Thе director of revenue suspended Mark A. Verdoorn’s driving privileges for driving while intoxicated. Verdoorn brought this action to reinstate his license. The circuit court agreed with Verdoorn and ordered his driving privileges reinstated. The director appeals. The judgment is reversed because Verdoorn’s rebuttal evidence failed to overcome the director’s prima facie case.
Factual and Procedural Background
Verdoorn was pulled over by a deputy who noticed Verdoorn’s vehicle swerving. Upon approaching the vehicle, the deputy detected the odor of alcohol on Verdoorn and observed that Verdoorn’s eyes were bloodshоt and watery. Verdoorn admitted he had had a couple of beers. The deputy administered three field sobriety tests, all of which Verdoorn failed.
Verdoorn was arrested for driving while intoxicated. A breath tеst showed Ver-doorn’s blood alcohol concentration was .126%. The director suspended Verdoorn’s driver’s license pursuant to section 302.505.1 2 because his blood alcohol level exceeded the legal limit of ,10%. 3
Verdoorn filed a petition for trial de novo. At the hearing, the director presented evidence to establish that the deputy had probable cause to believe Verdoorn wаs driving while intoxicated and that Ver-doorn’s blood alcohol content exceeded .10%.

*Excerpted data:*
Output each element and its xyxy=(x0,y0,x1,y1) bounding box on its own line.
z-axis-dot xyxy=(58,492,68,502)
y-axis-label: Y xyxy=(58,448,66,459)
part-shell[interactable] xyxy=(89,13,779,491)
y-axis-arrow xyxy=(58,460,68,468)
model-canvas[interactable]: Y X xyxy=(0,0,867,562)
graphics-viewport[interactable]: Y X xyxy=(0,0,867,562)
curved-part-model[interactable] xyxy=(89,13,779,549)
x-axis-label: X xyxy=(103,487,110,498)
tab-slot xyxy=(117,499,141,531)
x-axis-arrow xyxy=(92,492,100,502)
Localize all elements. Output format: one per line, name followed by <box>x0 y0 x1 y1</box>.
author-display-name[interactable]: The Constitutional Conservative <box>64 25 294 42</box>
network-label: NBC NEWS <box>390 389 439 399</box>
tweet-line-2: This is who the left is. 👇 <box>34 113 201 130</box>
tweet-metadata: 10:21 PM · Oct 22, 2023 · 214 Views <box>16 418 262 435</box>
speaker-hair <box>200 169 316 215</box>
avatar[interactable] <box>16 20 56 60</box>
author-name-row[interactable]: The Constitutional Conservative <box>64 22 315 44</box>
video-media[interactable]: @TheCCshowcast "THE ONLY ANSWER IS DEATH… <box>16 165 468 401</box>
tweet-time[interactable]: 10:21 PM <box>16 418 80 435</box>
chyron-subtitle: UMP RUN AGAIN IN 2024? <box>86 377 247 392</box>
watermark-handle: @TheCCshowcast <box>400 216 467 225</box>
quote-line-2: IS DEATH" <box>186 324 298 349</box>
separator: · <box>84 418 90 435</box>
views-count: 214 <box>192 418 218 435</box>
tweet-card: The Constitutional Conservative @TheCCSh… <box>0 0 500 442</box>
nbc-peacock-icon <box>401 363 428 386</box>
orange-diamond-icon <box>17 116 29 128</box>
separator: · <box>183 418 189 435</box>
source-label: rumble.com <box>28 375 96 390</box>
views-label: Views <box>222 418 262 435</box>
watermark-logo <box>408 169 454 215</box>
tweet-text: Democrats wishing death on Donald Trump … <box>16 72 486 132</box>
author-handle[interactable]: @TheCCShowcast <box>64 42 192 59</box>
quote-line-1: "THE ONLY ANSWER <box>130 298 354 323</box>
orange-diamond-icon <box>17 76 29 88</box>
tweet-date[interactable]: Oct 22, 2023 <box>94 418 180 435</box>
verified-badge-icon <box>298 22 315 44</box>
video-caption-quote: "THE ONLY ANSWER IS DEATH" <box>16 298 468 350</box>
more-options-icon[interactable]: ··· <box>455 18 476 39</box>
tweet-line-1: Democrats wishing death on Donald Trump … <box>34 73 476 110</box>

*Prompt:*
Answer these questions from the court opinion on the license suspension:
1. Which party appeals the circuit court's judgment?
2. How many field sobriety tests did the deputy administer to Verdoorn?
3. What blood alcohol concentration did the breath test show?

*Written answer:*
1. The director of revenue.
2. Three, all of which Verdoorn failed.
3. .126%.